◆ Problem details:
Read the records and gather each line that includes "inflows".
>> START Records for processing
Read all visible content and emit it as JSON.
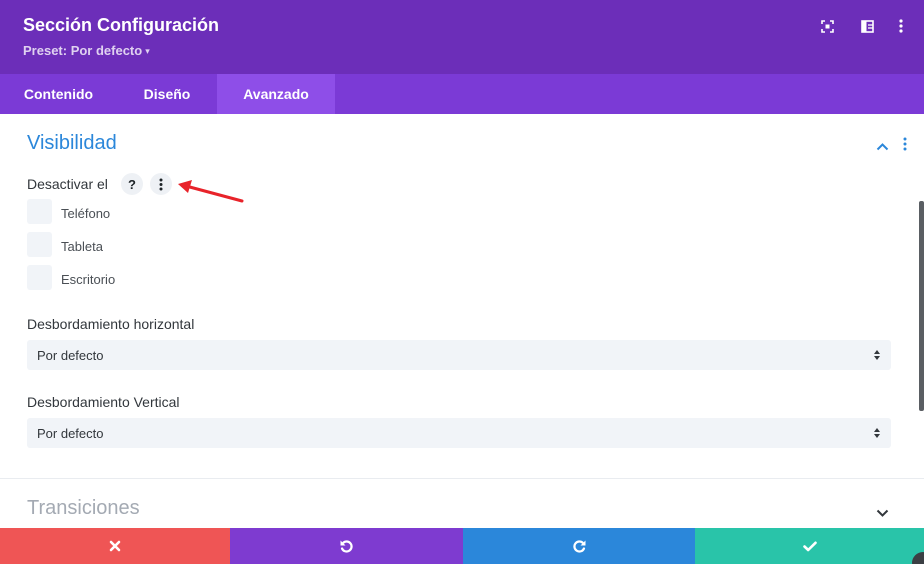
{
  "header": {
    "title": "Sección Configuración",
    "preset": "Preset: Por defecto",
    "icons": [
      "fullscreen-icon",
      "columns-icon",
      "more-vertical-icon"
    ]
  },
  "tabs": [
    {
      "label": "Contenido",
      "active": false
    },
    {
      "label": "Diseño",
      "active": false
    },
    {
      "label": "Avanzado",
      "active": true
    }
  ],
  "visibility": {
    "title": "Visibilidad",
    "disable_label": "Desactivar el",
    "help_glyph": "?",
    "options": [
      {
        "label": "Teléfono",
        "checked": false
      },
      {
        "label": "Tableta",
        "checked": false
      },
      {
        "label": "Escritorio",
        "checked": false
      }
    ],
    "overflow_x": {
      "label": "Desbordamiento horizontal",
      "value": "Por defecto"
    },
    "overflow_y": {
      "label": "Desbordamiento Vertical",
      "value": "Por defecto"
    }
  },
  "transitions": {
    "title": "Transiciones"
  },
  "footer": {
    "buttons": [
      "discard-icon",
      "undo-icon",
      "redo-icon",
      "save-icon"
    ]
  },
  "colors": {
    "header": "#6c2eb9",
    "tabs": "#7b3ad6",
    "tab_active": "#8e4ee8",
    "accent_blue": "#2b87da",
    "discard": "#ef5555",
    "undo": "#7e3bd0",
    "redo": "#2b87da",
    "save": "#29c4a9",
    "annotation_arrow": "#e8232a"
  }
}
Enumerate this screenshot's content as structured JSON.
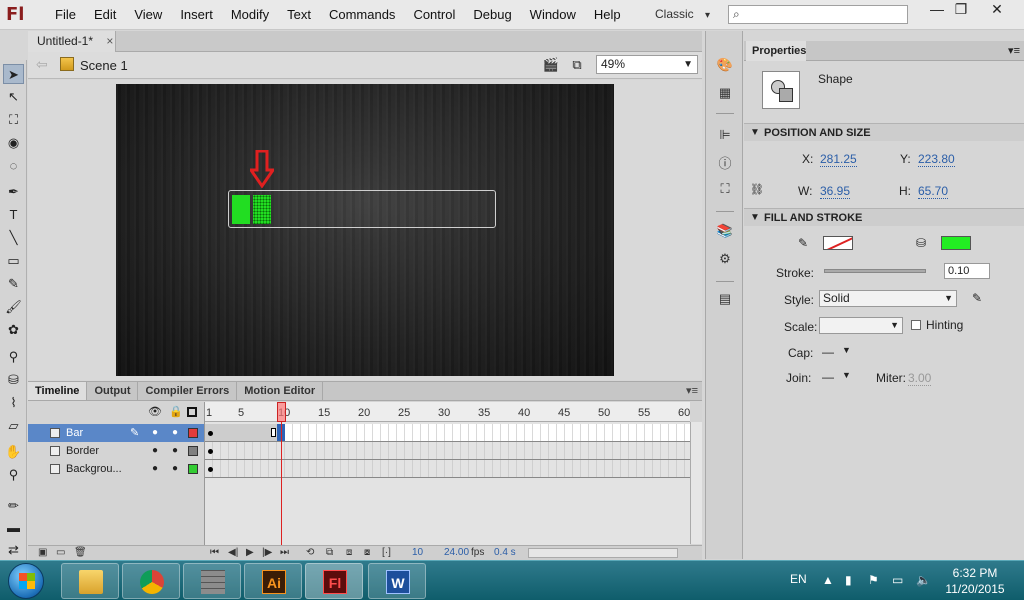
{
  "app": {
    "logo": "Fl",
    "workspace": "Classic",
    "workspace_arrow": "▾"
  },
  "menus": [
    "File",
    "Edit",
    "View",
    "Insert",
    "Modify",
    "Text",
    "Commands",
    "Control",
    "Debug",
    "Window",
    "Help"
  ],
  "window_controls": {
    "minimize": "—",
    "restore": "❐",
    "close": "✕"
  },
  "search": {
    "placeholder": "",
    "icon": "⌕"
  },
  "document": {
    "tab": "Untitled-1*",
    "close": "×"
  },
  "editbar": {
    "back": "⇦",
    "scene": "Scene 1",
    "zoom": "49%"
  },
  "stage": {
    "background_color": "#1c1c1c",
    "bar_color": "#22dd22",
    "bar_fill_fraction": 0.15
  },
  "timeline": {
    "tabs": [
      "Timeline",
      "Output",
      "Compiler Errors",
      "Motion Editor"
    ],
    "panel_menu": "▾≡",
    "ruler": [
      "1",
      "5",
      "10",
      "15",
      "20",
      "25",
      "30",
      "35",
      "40",
      "45",
      "50",
      "55",
      "60"
    ],
    "layers": [
      {
        "name": "Bar",
        "color": "#e33b3b",
        "selected": true
      },
      {
        "name": "Border",
        "color": "#808080",
        "selected": false
      },
      {
        "name": "Backgrou...",
        "color": "#33cc33",
        "selected": false
      }
    ],
    "current_frame": "10",
    "fps": "24.00",
    "fps_unit": "fps",
    "time": "0.4 s"
  },
  "properties": {
    "tab": "Properties",
    "panel_menu": "▾≡",
    "object_type": "Shape",
    "position_section": "POSITION AND SIZE",
    "x_label": "X:",
    "x": "281.25",
    "y_label": "Y:",
    "y": "223.80",
    "w_label": "W:",
    "w": "36.95",
    "h_label": "H:",
    "h": "65.70",
    "fill_section": "FILL AND STROKE",
    "stroke_label": "Stroke:",
    "stroke_value": "0.10",
    "style_label": "Style:",
    "style_value": "Solid",
    "scale_label": "Scale:",
    "scale_value": "",
    "hinting_label": "Hinting",
    "cap_label": "Cap:",
    "cap_value": "—",
    "join_label": "Join:",
    "join_value": "—",
    "miter_label": "Miter:",
    "miter_value": "3.00",
    "fill_color": "#22ee22"
  },
  "taskbar": {
    "apps": [
      {
        "name": "file-explorer",
        "label": ""
      },
      {
        "name": "chrome",
        "label": ""
      },
      {
        "name": "app-wall",
        "label": ""
      },
      {
        "name": "illustrator",
        "label": "Ai"
      },
      {
        "name": "flash",
        "label": "Fl"
      },
      {
        "name": "word",
        "label": "W"
      }
    ],
    "lang": "EN",
    "time": "6:32 PM",
    "date": "11/20/2015"
  }
}
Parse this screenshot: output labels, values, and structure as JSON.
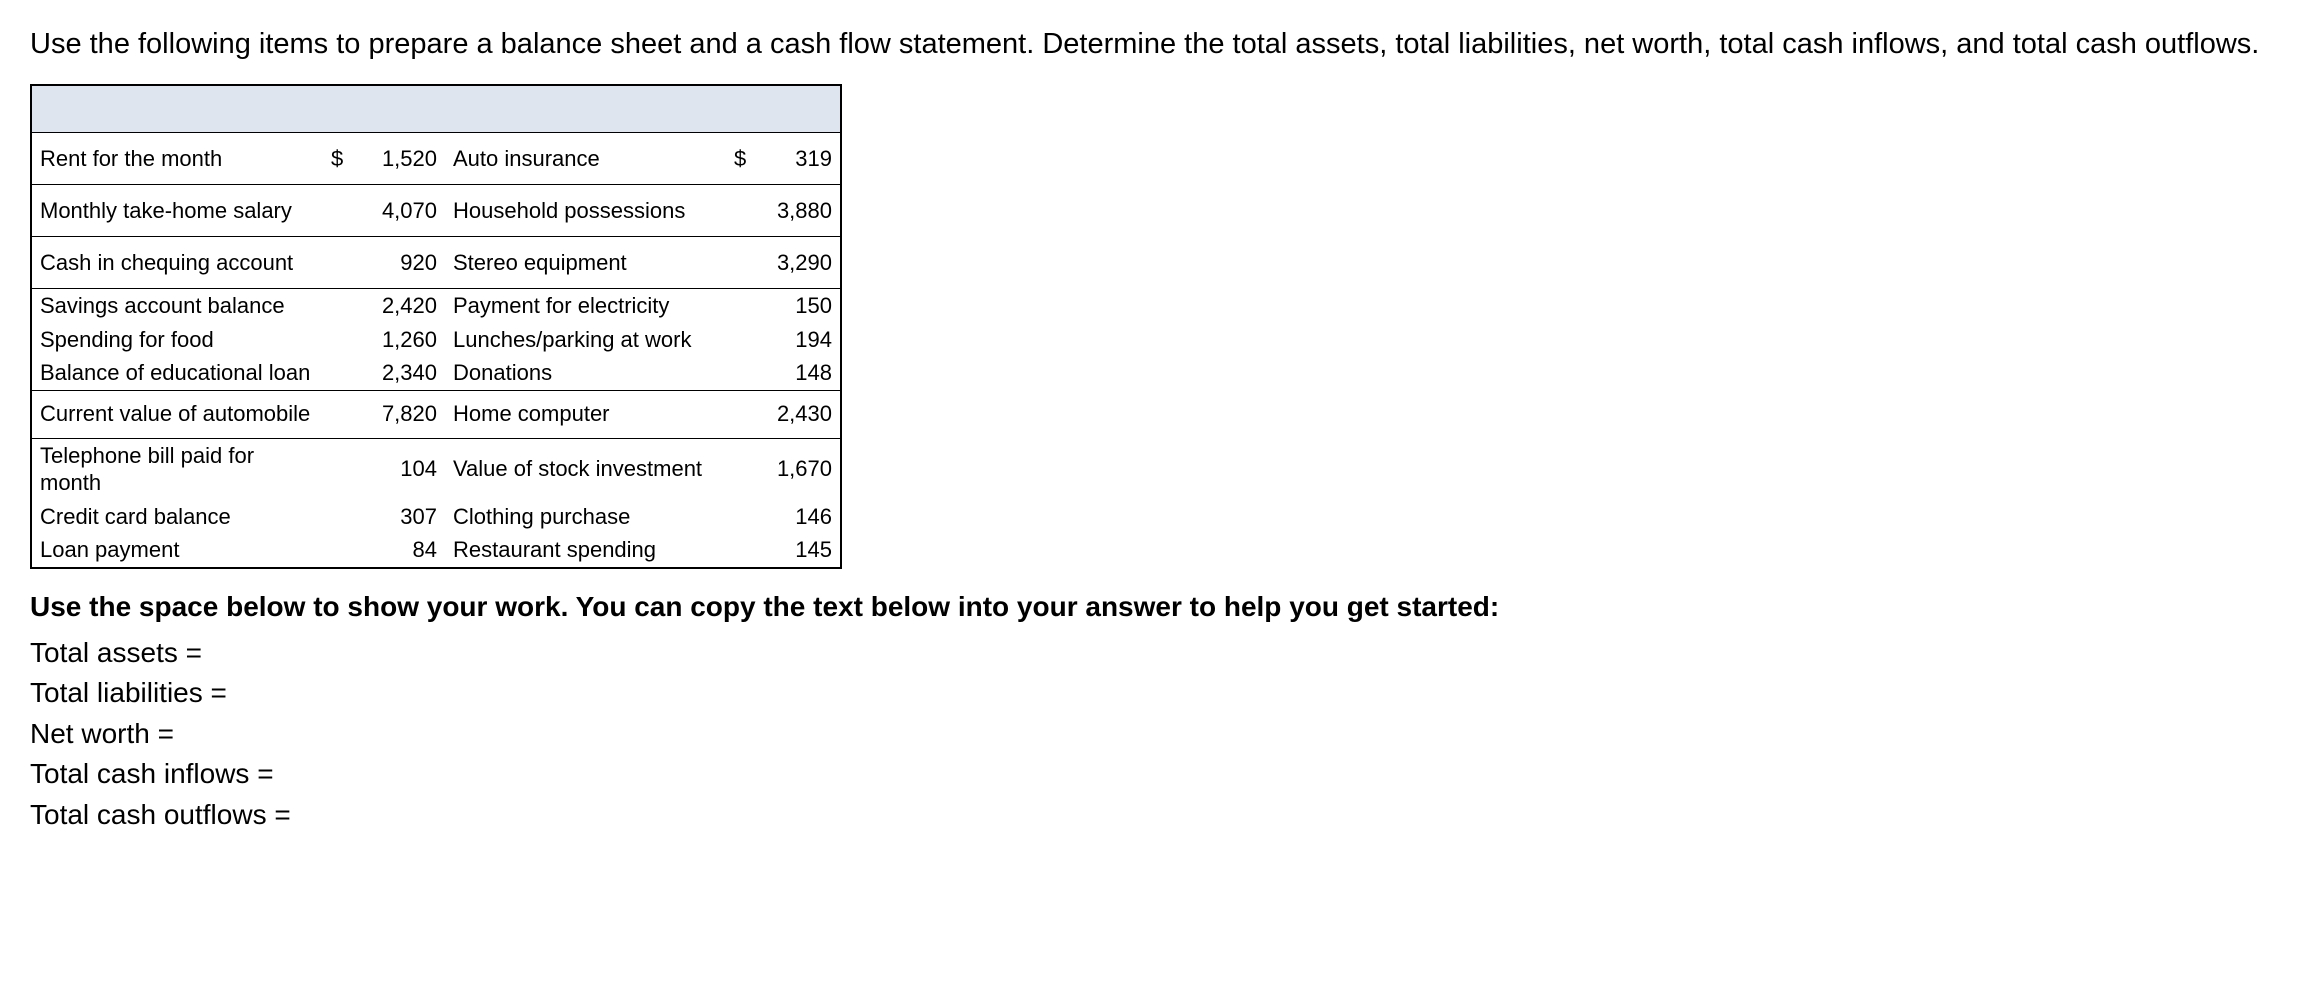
{
  "question": "Use the following items to prepare a balance sheet and a cash flow statement. Determine the total assets, total liabilities, net worth, total cash inflows, and total cash outflows.",
  "rows": {
    "r1": {
      "l_label": "Rent for the month",
      "l_sym": "$",
      "l_val": "1,520",
      "r_label": "Auto insurance",
      "r_sym": "$",
      "r_val": "319"
    },
    "r2": {
      "l_label": "Monthly take-home salary",
      "l_sym": "",
      "l_val": "4,070",
      "r_label": "Household possessions",
      "r_sym": "",
      "r_val": "3,880"
    },
    "r3": {
      "l_label": "Cash in chequing account",
      "l_sym": "",
      "l_val": "920",
      "r_label": "Stereo equipment",
      "r_sym": "",
      "r_val": "3,290"
    },
    "r4": {
      "l_label": "Savings account balance",
      "l_sym": "",
      "l_val": "2,420",
      "r_label": "Payment for electricity",
      "r_sym": "",
      "r_val": "150"
    },
    "r5": {
      "l_label": "Spending for food",
      "l_sym": "",
      "l_val": "1,260",
      "r_label": "Lunches/parking at work",
      "r_sym": "",
      "r_val": "194"
    },
    "r6": {
      "l_label": "Balance of educational loan",
      "l_sym": "",
      "l_val": "2,340",
      "r_label": "Donations",
      "r_sym": "",
      "r_val": "148"
    },
    "r7": {
      "l_label": "Current value of automobile",
      "l_sym": "",
      "l_val": "7,820",
      "r_label": "Home computer",
      "r_sym": "",
      "r_val": "2,430"
    },
    "r8": {
      "l_label": "Telephone bill paid for month",
      "l_sym": "",
      "l_val": "104",
      "r_label": "Value of stock investment",
      "r_sym": "",
      "r_val": "1,670"
    },
    "r9": {
      "l_label": "Credit card balance",
      "l_sym": "",
      "l_val": "307",
      "r_label": "Clothing purchase",
      "r_sym": "",
      "r_val": "146"
    },
    "r10": {
      "l_label": "Loan payment",
      "l_sym": "",
      "l_val": "84",
      "r_label": "Restaurant spending",
      "r_sym": "",
      "r_val": "145"
    }
  },
  "instructions": "Use the space below to show your work. You can copy the text below into your answer to help you get started:",
  "work": {
    "total_assets": "Total assets =",
    "total_liabilities": "Total liabilities =",
    "net_worth": "Net worth =",
    "total_cash_inflows": "Total cash inflows =",
    "total_cash_outflows": "Total cash outflows ="
  }
}
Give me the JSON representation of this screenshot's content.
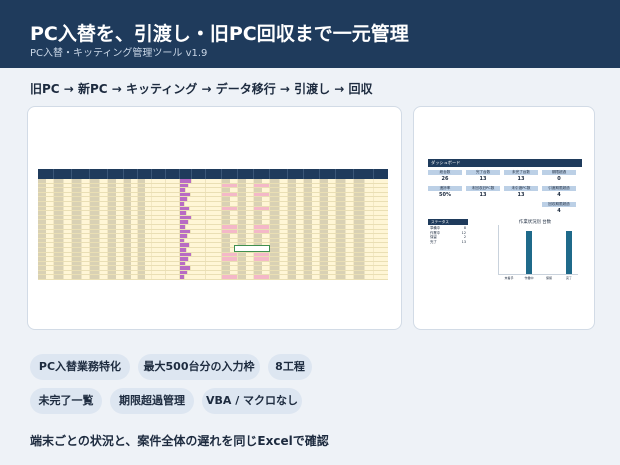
{
  "header": {
    "title": "PC入替を、引渡し・旧PC回収まで一元管理",
    "subtitle": "PC入替・キッティング管理ツール v1.9"
  },
  "flow": "旧PC → 新PC → キッティング → データ移行 → 引渡し → 回収",
  "dashboard": {
    "title": "ダッシュボード",
    "kpi_top": [
      {
        "label": "総台数",
        "value": "26"
      },
      {
        "label": "完了台数",
        "value": "13"
      },
      {
        "label": "未完了台数",
        "value": "13"
      },
      {
        "label": "期限超過",
        "value": "0"
      }
    ],
    "kpi_bottom": [
      {
        "label": "進捗率",
        "value": "50%"
      },
      {
        "label": "未回収旧PC数",
        "value": "13"
      },
      {
        "label": "未引渡PC数",
        "value": "13"
      },
      {
        "label": "引渡期限超過",
        "value": "4"
      }
    ],
    "extra": {
      "label": "回収期限超過",
      "value": "4"
    },
    "status_header": "ステータス",
    "status_rows": [
      {
        "name": "準備中",
        "count": "8"
      },
      {
        "name": "作業中",
        "count": "12"
      },
      {
        "name": "保留",
        "count": "2"
      },
      {
        "name": "完了",
        "count": "13"
      }
    ],
    "chart_title": "作業状況別 台数"
  },
  "chart_data": {
    "type": "bar",
    "title": "作業状況別 台数",
    "categories": [
      "未着手",
      "作業中",
      "保留",
      "完了"
    ],
    "values": [
      0,
      13,
      0,
      13
    ],
    "ylim": [
      0,
      14
    ]
  },
  "chips": [
    "PC入替業務特化",
    "最大500台分の入力枠",
    "8工程",
    "未完了一覧",
    "期限超過管理",
    "VBA / マクロなし"
  ],
  "footer": "端末ごとの状況と、案件全体の遅れを同じExcelで確認"
}
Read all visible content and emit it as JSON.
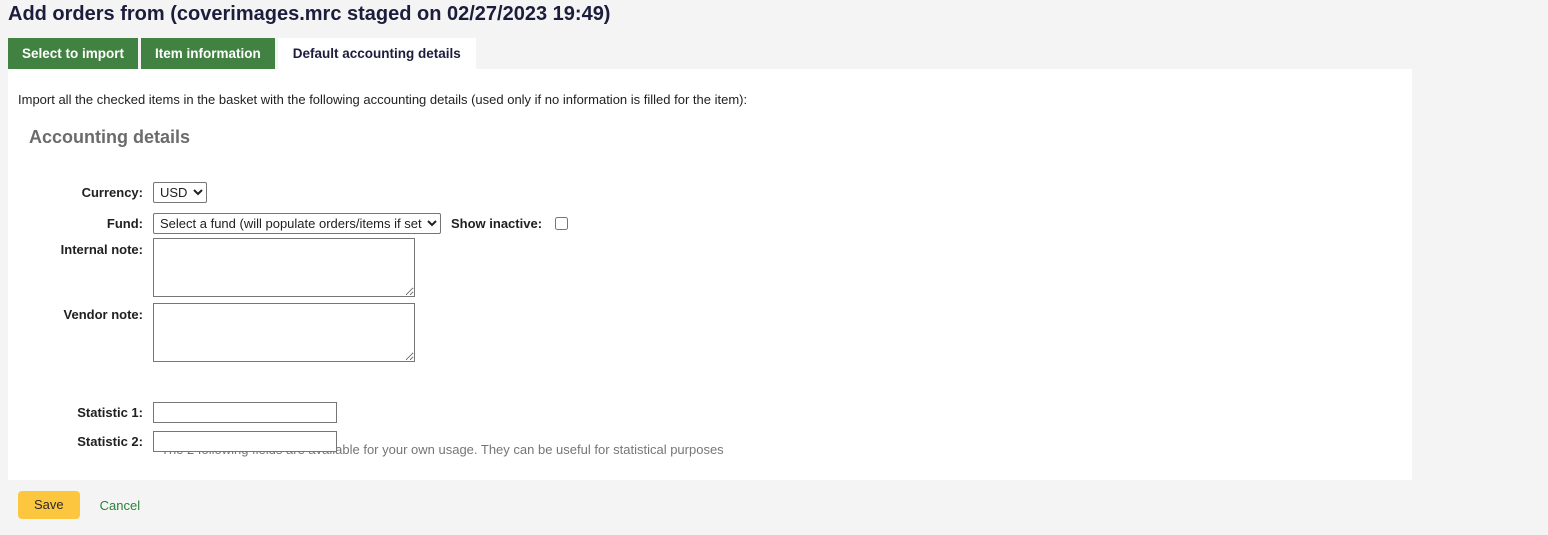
{
  "page": {
    "title": "Add orders from (coverimages.mrc staged on 02/27/2023 19:49)"
  },
  "tabs": [
    {
      "label": "Select to import",
      "active": false
    },
    {
      "label": "Item information",
      "active": false
    },
    {
      "label": "Default accounting details",
      "active": true
    }
  ],
  "content": {
    "intro": "Import all the checked items in the basket with the following accounting details (used only if no information is filled for the item):",
    "section_heading": "Accounting details",
    "hint": "The 2 following fields are available for your own usage. They can be useful for statistical purposes"
  },
  "form": {
    "currency": {
      "label": "Currency:",
      "value": "USD",
      "options": [
        "USD"
      ]
    },
    "fund": {
      "label": "Fund:",
      "value": "Select a fund (will populate orders/items if set)",
      "options": [
        "Select a fund (will populate orders/items if set)"
      ]
    },
    "show_inactive": {
      "label": "Show inactive:",
      "checked": false
    },
    "internal_note": {
      "label": "Internal note:",
      "value": "",
      "placeholder": ""
    },
    "vendor_note": {
      "label": "Vendor note:",
      "value": "",
      "placeholder": ""
    },
    "statistic_1": {
      "label": "Statistic 1:",
      "value": "",
      "placeholder": ""
    },
    "statistic_2": {
      "label": "Statistic 2:",
      "value": "",
      "placeholder": ""
    }
  },
  "actions": {
    "save_label": "Save",
    "cancel_label": "Cancel"
  },
  "colors": {
    "tab_green": "#418142",
    "save_yellow": "#fdc63f",
    "cancel_green": "#298338",
    "page_background": "#f4f4f4",
    "panel_background": "#ffffff",
    "heading_gray": "#6b6b6b",
    "hint_gray": "#767676"
  }
}
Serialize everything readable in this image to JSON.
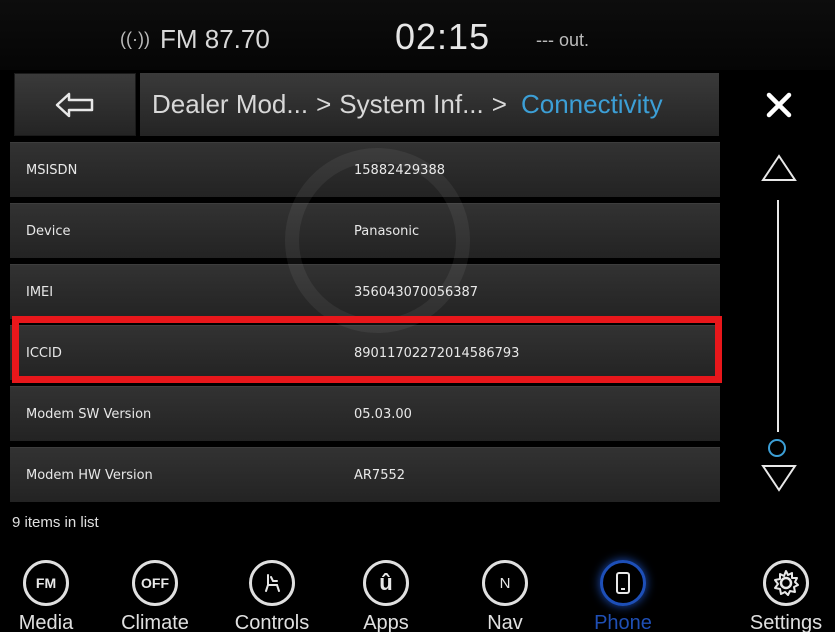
>> END Records for processing
◆ Reply to the task:
  "question": "Use the following items to prepare a balance sheet and a cash flow statement. Determine the total assets, total liabilities, net worth, total cash inflows, and total cash outflows.",
    "total_cash_inflows": "Total cash inflows =",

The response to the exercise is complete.